### WRITTEN TASK
Drop the pictures from the entries below, then reproduce the rest exactly.

********************

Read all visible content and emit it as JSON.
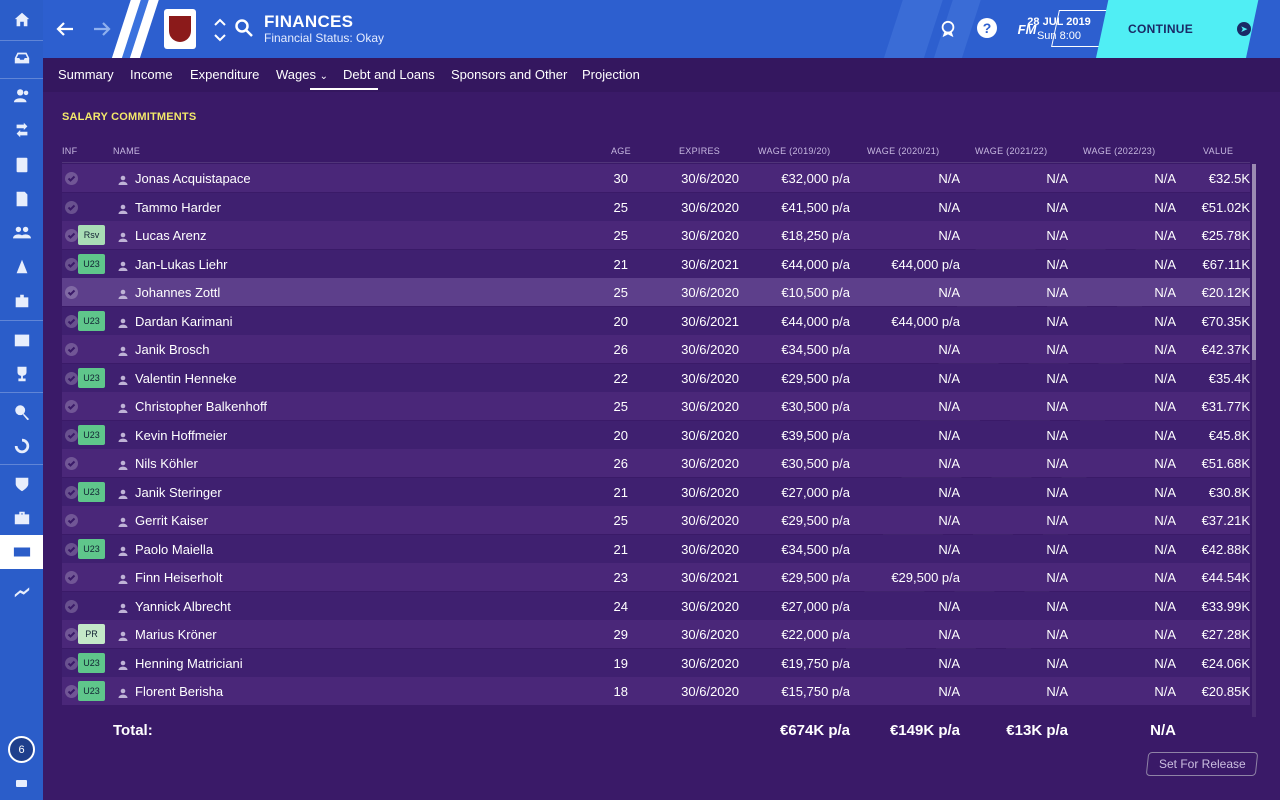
{
  "header": {
    "title": "FINANCES",
    "subtitle": "Financial Status: Okay",
    "date": "28 JUL 2019",
    "time": "Sun 8:00",
    "continue_label": "CONTINUE",
    "fm_logo": "FM",
    "help_label": "?"
  },
  "tabs": [
    "Summary",
    "Income",
    "Expenditure",
    "Wages",
    "Debt and Loans",
    "Sponsors and Other",
    "Projection"
  ],
  "active_tab": "Wages",
  "sidebar": {
    "items": [
      "home",
      "inbox",
      "squad",
      "dynamics",
      "training",
      "reports",
      "staff",
      "tactics",
      "medical",
      "schedule",
      "competitions",
      "scouting",
      "transfers",
      "club-info",
      "development",
      "finances",
      "career"
    ],
    "active": "finances",
    "badge": "6"
  },
  "section_title": "SALARY COMMITMENTS",
  "columns": {
    "inf": "INF",
    "name": "NAME",
    "age": "AGE",
    "expires": "EXPIRES",
    "w1": "WAGE (2019/20)",
    "w2": "WAGE (2020/21)",
    "w3": "WAGE (2021/22)",
    "w4": "WAGE (2022/23)",
    "value": "VALUE"
  },
  "rows": [
    {
      "tag": "",
      "name": "Jonas Acquistapace",
      "age": "30",
      "expires": "30/6/2020",
      "w1": "€32,000 p/a",
      "w2": "N/A",
      "w3": "N/A",
      "w4": "N/A",
      "value": "€32.5K"
    },
    {
      "tag": "",
      "name": "Tammo Harder",
      "age": "25",
      "expires": "30/6/2020",
      "w1": "€41,500 p/a",
      "w2": "N/A",
      "w3": "N/A",
      "w4": "N/A",
      "value": "€51.02K"
    },
    {
      "tag": "Rsv",
      "name": "Lucas Arenz",
      "age": "25",
      "expires": "30/6/2020",
      "w1": "€18,250 p/a",
      "w2": "N/A",
      "w3": "N/A",
      "w4": "N/A",
      "value": "€25.78K"
    },
    {
      "tag": "U23",
      "name": "Jan-Lukas Liehr",
      "age": "21",
      "expires": "30/6/2021",
      "w1": "€44,000 p/a",
      "w2": "€44,000 p/a",
      "w3": "N/A",
      "w4": "N/A",
      "value": "€67.11K"
    },
    {
      "tag": "",
      "name": "Johannes Zottl",
      "age": "25",
      "expires": "30/6/2020",
      "w1": "€10,500 p/a",
      "w2": "N/A",
      "w3": "N/A",
      "w4": "N/A",
      "value": "€20.12K",
      "highlight": true
    },
    {
      "tag": "U23",
      "name": "Dardan Karimani",
      "age": "20",
      "expires": "30/6/2021",
      "w1": "€44,000 p/a",
      "w2": "€44,000 p/a",
      "w3": "N/A",
      "w4": "N/A",
      "value": "€70.35K"
    },
    {
      "tag": "",
      "name": "Janik Brosch",
      "age": "26",
      "expires": "30/6/2020",
      "w1": "€34,500 p/a",
      "w2": "N/A",
      "w3": "N/A",
      "w4": "N/A",
      "value": "€42.37K"
    },
    {
      "tag": "U23",
      "name": "Valentin Henneke",
      "age": "22",
      "expires": "30/6/2020",
      "w1": "€29,500 p/a",
      "w2": "N/A",
      "w3": "N/A",
      "w4": "N/A",
      "value": "€35.4K"
    },
    {
      "tag": "",
      "name": "Christopher Balkenhoff",
      "age": "25",
      "expires": "30/6/2020",
      "w1": "€30,500 p/a",
      "w2": "N/A",
      "w3": "N/A",
      "w4": "N/A",
      "value": "€31.77K"
    },
    {
      "tag": "U23",
      "name": "Kevin Hoffmeier",
      "age": "20",
      "expires": "30/6/2020",
      "w1": "€39,500 p/a",
      "w2": "N/A",
      "w3": "N/A",
      "w4": "N/A",
      "value": "€45.8K"
    },
    {
      "tag": "",
      "name": "Nils Köhler",
      "age": "26",
      "expires": "30/6/2020",
      "w1": "€30,500 p/a",
      "w2": "N/A",
      "w3": "N/A",
      "w4": "N/A",
      "value": "€51.68K"
    },
    {
      "tag": "U23",
      "name": "Janik Steringer",
      "age": "21",
      "expires": "30/6/2020",
      "w1": "€27,000 p/a",
      "w2": "N/A",
      "w3": "N/A",
      "w4": "N/A",
      "value": "€30.8K"
    },
    {
      "tag": "",
      "name": "Gerrit Kaiser",
      "age": "25",
      "expires": "30/6/2020",
      "w1": "€29,500 p/a",
      "w2": "N/A",
      "w3": "N/A",
      "w4": "N/A",
      "value": "€37.21K"
    },
    {
      "tag": "U23",
      "name": "Paolo Maiella",
      "age": "21",
      "expires": "30/6/2020",
      "w1": "€34,500 p/a",
      "w2": "N/A",
      "w3": "N/A",
      "w4": "N/A",
      "value": "€42.88K"
    },
    {
      "tag": "",
      "name": "Finn Heiserholt",
      "age": "23",
      "expires": "30/6/2021",
      "w1": "€29,500 p/a",
      "w2": "€29,500 p/a",
      "w3": "N/A",
      "w4": "N/A",
      "value": "€44.54K"
    },
    {
      "tag": "",
      "name": "Yannick Albrecht",
      "age": "24",
      "expires": "30/6/2020",
      "w1": "€27,000 p/a",
      "w2": "N/A",
      "w3": "N/A",
      "w4": "N/A",
      "value": "€33.99K"
    },
    {
      "tag": "PR",
      "name": "Marius Kröner",
      "age": "29",
      "expires": "30/6/2020",
      "w1": "€22,000 p/a",
      "w2": "N/A",
      "w3": "N/A",
      "w4": "N/A",
      "value": "€27.28K"
    },
    {
      "tag": "U23",
      "name": "Henning Matriciani",
      "age": "19",
      "expires": "30/6/2020",
      "w1": "€19,750 p/a",
      "w2": "N/A",
      "w3": "N/A",
      "w4": "N/A",
      "value": "€24.06K"
    },
    {
      "tag": "U23",
      "name": "Florent Berisha",
      "age": "18",
      "expires": "30/6/2020",
      "w1": "€15,750 p/a",
      "w2": "N/A",
      "w3": "N/A",
      "w4": "N/A",
      "value": "€20.85K"
    }
  ],
  "totals": {
    "label": "Total:",
    "w1": "€674K p/a",
    "w2": "€149K p/a",
    "w3": "€13K p/a",
    "w4": "N/A"
  },
  "release_button": "Set For Release"
}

********************

### COMPLETE RESPONSE
Read all visible content and emit it as JSON.
{
  "header": {
    "title": "FINANCES",
    "subtitle": "Financial Status: Okay",
    "date": "28 JUL 2019",
    "time": "Sun 8:00",
    "continue_label": "CONTINUE",
    "fm_logo": "FM",
    "help_label": "?"
  },
  "tabs": [
    "Summary",
    "Income",
    "Expenditure",
    "Wages",
    "Debt and Loans",
    "Sponsors and Other",
    "Projection"
  ],
  "active_tab": "Wages",
  "sidebar": {
    "items": [
      "home",
      "inbox",
      "squad",
      "dynamics",
      "training",
      "reports",
      "staff",
      "tactics",
      "medical",
      "schedule",
      "competitions",
      "scouting",
      "transfers",
      "club-info",
      "development",
      "finances",
      "career"
    ],
    "active": "finances",
    "badge": "6"
  },
  "section_title": "SALARY COMMITMENTS",
  "columns": {
    "inf": "INF",
    "name": "NAME",
    "age": "AGE",
    "expires": "EXPIRES",
    "w1": "WAGE (2019/20)",
    "w2": "WAGE (2020/21)",
    "w3": "WAGE (2021/22)",
    "w4": "WAGE (2022/23)",
    "value": "VALUE"
  },
  "rows": [
    {
      "tag": "",
      "name": "Jonas Acquistapace",
      "age": "30",
      "expires": "30/6/2020",
      "w1": "€32,000 p/a",
      "w2": "N/A",
      "w3": "N/A",
      "w4": "N/A",
      "value": "€32.5K"
    },
    {
      "tag": "",
      "name": "Tammo Harder",
      "age": "25",
      "expires": "30/6/2020",
      "w1": "€41,500 p/a",
      "w2": "N/A",
      "w3": "N/A",
      "w4": "N/A",
      "value": "€51.02K"
    },
    {
      "tag": "Rsv",
      "name": "Lucas Arenz",
      "age": "25",
      "expires": "30/6/2020",
      "w1": "€18,250 p/a",
      "w2": "N/A",
      "w3": "N/A",
      "w4": "N/A",
      "value": "€25.78K"
    },
    {
      "tag": "U23",
      "name": "Jan-Lukas Liehr",
      "age": "21",
      "expires": "30/6/2021",
      "w1": "€44,000 p/a",
      "w2": "€44,000 p/a",
      "w3": "N/A",
      "w4": "N/A",
      "value": "€67.11K"
    },
    {
      "tag": "",
      "name": "Johannes Zottl",
      "age": "25",
      "expires": "30/6/2020",
      "w1": "€10,500 p/a",
      "w2": "N/A",
      "w3": "N/A",
      "w4": "N/A",
      "value": "€20.12K",
      "highlight": true
    },
    {
      "tag": "U23",
      "name": "Dardan Karimani",
      "age": "20",
      "expires": "30/6/2021",
      "w1": "€44,000 p/a",
      "w2": "€44,000 p/a",
      "w3": "N/A",
      "w4": "N/A",
      "value": "€70.35K"
    },
    {
      "tag": "",
      "name": "Janik Brosch",
      "age": "26",
      "expires": "30/6/2020",
      "w1": "€34,500 p/a",
      "w2": "N/A",
      "w3": "N/A",
      "w4": "N/A",
      "value": "€42.37K"
    },
    {
      "tag": "U23",
      "name": "Valentin Henneke",
      "age": "22",
      "expires": "30/6/2020",
      "w1": "€29,500 p/a",
      "w2": "N/A",
      "w3": "N/A",
      "w4": "N/A",
      "value": "€35.4K"
    },
    {
      "tag": "",
      "name": "Christopher Balkenhoff",
      "age": "25",
      "expires": "30/6/2020",
      "w1": "€30,500 p/a",
      "w2": "N/A",
      "w3": "N/A",
      "w4": "N/A",
      "value": "€31.77K"
    },
    {
      "tag": "U23",
      "name": "Kevin Hoffmeier",
      "age": "20",
      "expires": "30/6/2020",
      "w1": "€39,500 p/a",
      "w2": "N/A",
      "w3": "N/A",
      "w4": "N/A",
      "value": "€45.8K"
    },
    {
      "tag": "",
      "name": "Nils Köhler",
      "age": "26",
      "expires": "30/6/2020",
      "w1": "€30,500 p/a",
      "w2": "N/A",
      "w3": "N/A",
      "w4": "N/A",
      "value": "€51.68K"
    },
    {
      "tag": "U23",
      "name": "Janik Steringer",
      "age": "21",
      "expires": "30/6/2020",
      "w1": "€27,000 p/a",
      "w2": "N/A",
      "w3": "N/A",
      "w4": "N/A",
      "value": "€30.8K"
    },
    {
      "tag": "",
      "name": "Gerrit Kaiser",
      "age": "25",
      "expires": "30/6/2020",
      "w1": "€29,500 p/a",
      "w2": "N/A",
      "w3": "N/A",
      "w4": "N/A",
      "value": "€37.21K"
    },
    {
      "tag": "U23",
      "name": "Paolo Maiella",
      "age": "21",
      "expires": "30/6/2020",
      "w1": "€34,500 p/a",
      "w2": "N/A",
      "w3": "N/A",
      "w4": "N/A",
      "value": "€42.88K"
    },
    {
      "tag": "",
      "name": "Finn Heiserholt",
      "age": "23",
      "expires": "30/6/2021",
      "w1": "€29,500 p/a",
      "w2": "€29,500 p/a",
      "w3": "N/A",
      "w4": "N/A",
      "value": "€44.54K"
    },
    {
      "tag": "",
      "name": "Yannick Albrecht",
      "age": "24",
      "expires": "30/6/2020",
      "w1": "€27,000 p/a",
      "w2": "N/A",
      "w3": "N/A",
      "w4": "N/A",
      "value": "€33.99K"
    },
    {
      "tag": "PR",
      "name": "Marius Kröner",
      "age": "29",
      "expires": "30/6/2020",
      "w1": "€22,000 p/a",
      "w2": "N/A",
      "w3": "N/A",
      "w4": "N/A",
      "value": "€27.28K"
    },
    {
      "tag": "U23",
      "name": "Henning Matriciani",
      "age": "19",
      "expires": "30/6/2020",
      "w1": "€19,750 p/a",
      "w2": "N/A",
      "w3": "N/A",
      "w4": "N/A",
      "value": "€24.06K"
    },
    {
      "tag": "U23",
      "name": "Florent Berisha",
      "age": "18",
      "expires": "30/6/2020",
      "w1": "€15,750 p/a",
      "w2": "N/A",
      "w3": "N/A",
      "w4": "N/A",
      "value": "€20.85K"
    }
  ],
  "totals": {
    "label": "Total:",
    "w1": "€674K p/a",
    "w2": "€149K p/a",
    "w3": "€13K p/a",
    "w4": "N/A"
  },
  "release_button": "Set For Release"
}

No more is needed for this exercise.